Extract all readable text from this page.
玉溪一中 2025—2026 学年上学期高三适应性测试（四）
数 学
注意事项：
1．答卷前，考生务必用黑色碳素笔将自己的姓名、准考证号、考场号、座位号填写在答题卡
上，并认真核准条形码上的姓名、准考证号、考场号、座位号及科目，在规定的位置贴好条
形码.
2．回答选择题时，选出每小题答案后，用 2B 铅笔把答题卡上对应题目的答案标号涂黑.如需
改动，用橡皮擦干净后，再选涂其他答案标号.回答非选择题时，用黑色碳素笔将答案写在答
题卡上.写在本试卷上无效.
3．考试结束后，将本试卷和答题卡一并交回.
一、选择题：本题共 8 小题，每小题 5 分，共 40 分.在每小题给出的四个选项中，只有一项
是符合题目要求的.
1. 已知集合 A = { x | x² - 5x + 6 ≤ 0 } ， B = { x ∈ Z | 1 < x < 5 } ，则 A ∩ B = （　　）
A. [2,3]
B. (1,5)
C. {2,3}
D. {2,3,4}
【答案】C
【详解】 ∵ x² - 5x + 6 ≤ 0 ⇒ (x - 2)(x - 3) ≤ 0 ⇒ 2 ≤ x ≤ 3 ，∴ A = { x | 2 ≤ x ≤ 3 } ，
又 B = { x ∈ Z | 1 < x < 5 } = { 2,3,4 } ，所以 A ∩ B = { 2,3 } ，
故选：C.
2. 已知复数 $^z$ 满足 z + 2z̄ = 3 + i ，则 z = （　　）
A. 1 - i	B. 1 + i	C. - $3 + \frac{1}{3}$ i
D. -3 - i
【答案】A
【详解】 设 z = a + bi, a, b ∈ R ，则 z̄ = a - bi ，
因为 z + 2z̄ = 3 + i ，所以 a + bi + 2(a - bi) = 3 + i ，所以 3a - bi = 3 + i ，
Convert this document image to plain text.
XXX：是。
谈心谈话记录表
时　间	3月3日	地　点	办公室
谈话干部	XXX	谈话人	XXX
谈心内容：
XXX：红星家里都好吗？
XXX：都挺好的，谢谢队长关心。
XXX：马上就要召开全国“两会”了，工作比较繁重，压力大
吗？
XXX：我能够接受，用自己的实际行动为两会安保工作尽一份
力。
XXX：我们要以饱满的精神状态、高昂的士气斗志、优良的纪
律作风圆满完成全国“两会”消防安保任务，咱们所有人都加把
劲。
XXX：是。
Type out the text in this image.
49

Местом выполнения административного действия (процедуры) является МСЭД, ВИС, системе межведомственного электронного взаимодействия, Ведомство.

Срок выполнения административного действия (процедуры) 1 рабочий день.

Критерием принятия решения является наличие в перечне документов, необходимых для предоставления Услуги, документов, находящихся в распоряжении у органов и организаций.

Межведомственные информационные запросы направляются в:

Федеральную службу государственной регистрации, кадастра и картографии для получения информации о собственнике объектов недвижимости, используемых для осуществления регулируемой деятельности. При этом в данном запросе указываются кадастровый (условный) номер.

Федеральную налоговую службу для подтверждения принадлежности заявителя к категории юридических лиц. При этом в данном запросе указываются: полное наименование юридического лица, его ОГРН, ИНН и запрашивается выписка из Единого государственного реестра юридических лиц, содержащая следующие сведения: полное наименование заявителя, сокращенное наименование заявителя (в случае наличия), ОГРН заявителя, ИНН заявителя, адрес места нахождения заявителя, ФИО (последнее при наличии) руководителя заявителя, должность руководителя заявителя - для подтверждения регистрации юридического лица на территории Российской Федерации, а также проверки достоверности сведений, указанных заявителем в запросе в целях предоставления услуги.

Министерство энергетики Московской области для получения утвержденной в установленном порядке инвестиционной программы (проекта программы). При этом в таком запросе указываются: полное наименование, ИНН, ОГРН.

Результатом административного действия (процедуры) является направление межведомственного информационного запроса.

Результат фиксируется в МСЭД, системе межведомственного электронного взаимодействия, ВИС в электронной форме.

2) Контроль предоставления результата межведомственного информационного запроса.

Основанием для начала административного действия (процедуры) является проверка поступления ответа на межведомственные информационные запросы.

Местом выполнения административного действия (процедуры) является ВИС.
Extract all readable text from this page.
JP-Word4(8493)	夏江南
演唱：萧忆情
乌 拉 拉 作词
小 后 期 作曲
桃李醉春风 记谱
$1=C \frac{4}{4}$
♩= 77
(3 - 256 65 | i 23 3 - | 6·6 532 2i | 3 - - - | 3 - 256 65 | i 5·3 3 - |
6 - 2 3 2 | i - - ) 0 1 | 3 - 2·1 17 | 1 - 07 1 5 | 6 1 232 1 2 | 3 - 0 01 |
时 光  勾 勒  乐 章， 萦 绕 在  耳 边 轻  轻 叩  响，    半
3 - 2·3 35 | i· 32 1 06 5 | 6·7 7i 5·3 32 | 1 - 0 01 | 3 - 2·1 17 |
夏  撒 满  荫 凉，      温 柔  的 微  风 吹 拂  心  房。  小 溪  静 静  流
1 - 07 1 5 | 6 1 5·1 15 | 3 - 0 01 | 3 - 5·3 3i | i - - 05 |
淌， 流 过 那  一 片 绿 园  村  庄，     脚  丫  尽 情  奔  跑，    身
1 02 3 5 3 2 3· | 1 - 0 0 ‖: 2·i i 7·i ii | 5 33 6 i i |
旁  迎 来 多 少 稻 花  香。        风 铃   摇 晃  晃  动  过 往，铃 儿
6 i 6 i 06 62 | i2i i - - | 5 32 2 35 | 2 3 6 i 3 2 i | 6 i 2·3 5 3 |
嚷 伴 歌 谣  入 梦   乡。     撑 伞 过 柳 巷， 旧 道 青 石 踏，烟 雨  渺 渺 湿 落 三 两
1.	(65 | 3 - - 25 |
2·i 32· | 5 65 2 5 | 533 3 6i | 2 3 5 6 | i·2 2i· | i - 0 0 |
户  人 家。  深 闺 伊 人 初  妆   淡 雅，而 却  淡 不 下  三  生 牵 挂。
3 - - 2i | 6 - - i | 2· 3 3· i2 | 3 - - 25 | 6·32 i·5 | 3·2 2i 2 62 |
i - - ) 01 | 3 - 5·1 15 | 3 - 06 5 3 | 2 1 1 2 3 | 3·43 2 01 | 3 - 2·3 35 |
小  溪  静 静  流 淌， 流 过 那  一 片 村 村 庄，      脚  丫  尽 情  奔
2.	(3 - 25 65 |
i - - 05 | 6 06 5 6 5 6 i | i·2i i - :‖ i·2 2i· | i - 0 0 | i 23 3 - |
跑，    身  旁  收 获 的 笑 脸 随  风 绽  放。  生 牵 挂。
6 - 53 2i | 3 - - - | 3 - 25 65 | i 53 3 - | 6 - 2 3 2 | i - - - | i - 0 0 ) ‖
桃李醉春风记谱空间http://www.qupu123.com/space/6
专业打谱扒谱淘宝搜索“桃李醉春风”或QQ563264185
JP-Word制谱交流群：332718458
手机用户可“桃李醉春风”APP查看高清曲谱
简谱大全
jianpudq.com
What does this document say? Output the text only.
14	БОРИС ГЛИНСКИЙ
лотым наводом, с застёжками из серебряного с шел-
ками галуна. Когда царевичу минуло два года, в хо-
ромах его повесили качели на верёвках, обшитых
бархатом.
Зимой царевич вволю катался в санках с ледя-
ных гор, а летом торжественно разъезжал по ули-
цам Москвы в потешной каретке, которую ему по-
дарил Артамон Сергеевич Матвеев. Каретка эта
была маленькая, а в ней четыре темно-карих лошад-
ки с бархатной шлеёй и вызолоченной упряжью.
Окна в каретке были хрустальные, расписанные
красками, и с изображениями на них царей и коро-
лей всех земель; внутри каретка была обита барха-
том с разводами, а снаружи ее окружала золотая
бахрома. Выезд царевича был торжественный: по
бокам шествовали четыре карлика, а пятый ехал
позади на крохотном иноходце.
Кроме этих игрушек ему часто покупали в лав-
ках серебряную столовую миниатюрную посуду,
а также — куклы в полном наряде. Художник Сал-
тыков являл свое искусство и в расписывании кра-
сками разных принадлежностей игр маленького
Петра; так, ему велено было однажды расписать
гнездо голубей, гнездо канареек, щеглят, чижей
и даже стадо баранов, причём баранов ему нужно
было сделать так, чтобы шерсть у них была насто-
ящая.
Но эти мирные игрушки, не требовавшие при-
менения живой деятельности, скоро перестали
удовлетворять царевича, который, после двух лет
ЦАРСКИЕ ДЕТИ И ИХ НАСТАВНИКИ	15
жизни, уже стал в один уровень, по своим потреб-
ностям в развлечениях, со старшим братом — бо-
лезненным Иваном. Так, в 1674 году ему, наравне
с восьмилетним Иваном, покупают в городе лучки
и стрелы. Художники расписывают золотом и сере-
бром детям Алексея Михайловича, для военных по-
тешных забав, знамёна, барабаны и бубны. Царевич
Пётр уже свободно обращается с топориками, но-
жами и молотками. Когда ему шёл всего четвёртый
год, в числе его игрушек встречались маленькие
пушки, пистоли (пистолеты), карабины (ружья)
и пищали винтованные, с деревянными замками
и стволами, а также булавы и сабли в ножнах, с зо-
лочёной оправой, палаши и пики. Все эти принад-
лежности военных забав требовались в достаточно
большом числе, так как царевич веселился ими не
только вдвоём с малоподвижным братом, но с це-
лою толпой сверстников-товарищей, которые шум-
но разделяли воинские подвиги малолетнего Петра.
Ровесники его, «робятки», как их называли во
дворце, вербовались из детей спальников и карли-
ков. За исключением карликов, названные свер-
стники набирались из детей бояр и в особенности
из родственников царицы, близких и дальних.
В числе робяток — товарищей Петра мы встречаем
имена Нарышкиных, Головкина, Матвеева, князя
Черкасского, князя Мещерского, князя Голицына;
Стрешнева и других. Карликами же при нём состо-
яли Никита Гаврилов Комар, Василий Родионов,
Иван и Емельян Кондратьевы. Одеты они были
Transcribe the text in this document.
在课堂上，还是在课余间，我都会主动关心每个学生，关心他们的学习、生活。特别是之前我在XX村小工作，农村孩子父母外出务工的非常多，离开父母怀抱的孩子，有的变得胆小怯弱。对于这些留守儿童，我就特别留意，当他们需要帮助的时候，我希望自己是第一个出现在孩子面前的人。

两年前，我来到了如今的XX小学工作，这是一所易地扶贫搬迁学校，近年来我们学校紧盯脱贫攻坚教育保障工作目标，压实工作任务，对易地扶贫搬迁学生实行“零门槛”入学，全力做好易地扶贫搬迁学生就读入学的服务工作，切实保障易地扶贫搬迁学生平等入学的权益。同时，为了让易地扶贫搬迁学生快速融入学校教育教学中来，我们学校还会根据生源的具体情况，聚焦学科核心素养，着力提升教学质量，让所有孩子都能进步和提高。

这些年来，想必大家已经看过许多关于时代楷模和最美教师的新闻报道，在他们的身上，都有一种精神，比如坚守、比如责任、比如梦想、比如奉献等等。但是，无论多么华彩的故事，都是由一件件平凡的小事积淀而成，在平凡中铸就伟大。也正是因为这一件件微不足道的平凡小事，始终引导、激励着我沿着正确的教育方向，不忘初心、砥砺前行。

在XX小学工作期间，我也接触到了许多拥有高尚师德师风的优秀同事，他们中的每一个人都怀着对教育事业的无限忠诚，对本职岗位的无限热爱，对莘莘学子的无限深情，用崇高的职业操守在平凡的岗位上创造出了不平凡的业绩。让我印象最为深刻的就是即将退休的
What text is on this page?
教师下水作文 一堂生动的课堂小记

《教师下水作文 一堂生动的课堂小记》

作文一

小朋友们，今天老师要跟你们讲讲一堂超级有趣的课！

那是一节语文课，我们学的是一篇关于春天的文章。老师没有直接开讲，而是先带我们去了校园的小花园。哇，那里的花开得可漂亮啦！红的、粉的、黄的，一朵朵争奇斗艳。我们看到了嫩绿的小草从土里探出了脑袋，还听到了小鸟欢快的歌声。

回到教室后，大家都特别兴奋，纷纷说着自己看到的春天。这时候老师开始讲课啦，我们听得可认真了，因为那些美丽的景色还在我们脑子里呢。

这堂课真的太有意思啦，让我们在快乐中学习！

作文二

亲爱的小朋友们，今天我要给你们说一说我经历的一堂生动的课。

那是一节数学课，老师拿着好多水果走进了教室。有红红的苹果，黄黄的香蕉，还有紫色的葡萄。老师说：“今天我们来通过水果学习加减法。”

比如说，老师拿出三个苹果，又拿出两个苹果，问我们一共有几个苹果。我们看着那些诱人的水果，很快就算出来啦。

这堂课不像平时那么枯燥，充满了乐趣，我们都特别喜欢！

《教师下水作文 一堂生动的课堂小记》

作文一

-=-=-=-=-

Copy every line of the records above that holds the word "данном".

• _Task solution_
Федеральную службу государственной регистрации, кадастра и картографии для получения информации о собственнике объектов недвижимости, используемых для осуществления регулируемой деятельности. При этом в данном запросе указываются кадастровый (условный) номер.
Федеральную налоговую службу для подтверждения принадлежности заявителя к категории юридических лиц. При этом в данном запросе указываются: полное наименование юридического лица, его ОГРН, ИНН и запрашивается выписка из Единого государственного реестра юридических лиц, содержащая следующие сведения: полное наименование заявителя, сокращенное наименование заявителя (в случае наличия), ОГРН заявителя, ИНН заявителя, адрес места нахождения заявителя, ФИО (последнее при наличии) руководителя заявителя, должность руководителя заявителя - для подтверждения регистрации юридического лица на территории Российской Федерации, а также проверки достоверности сведений, указанных заявителем в запросе в целях предоставления услуги.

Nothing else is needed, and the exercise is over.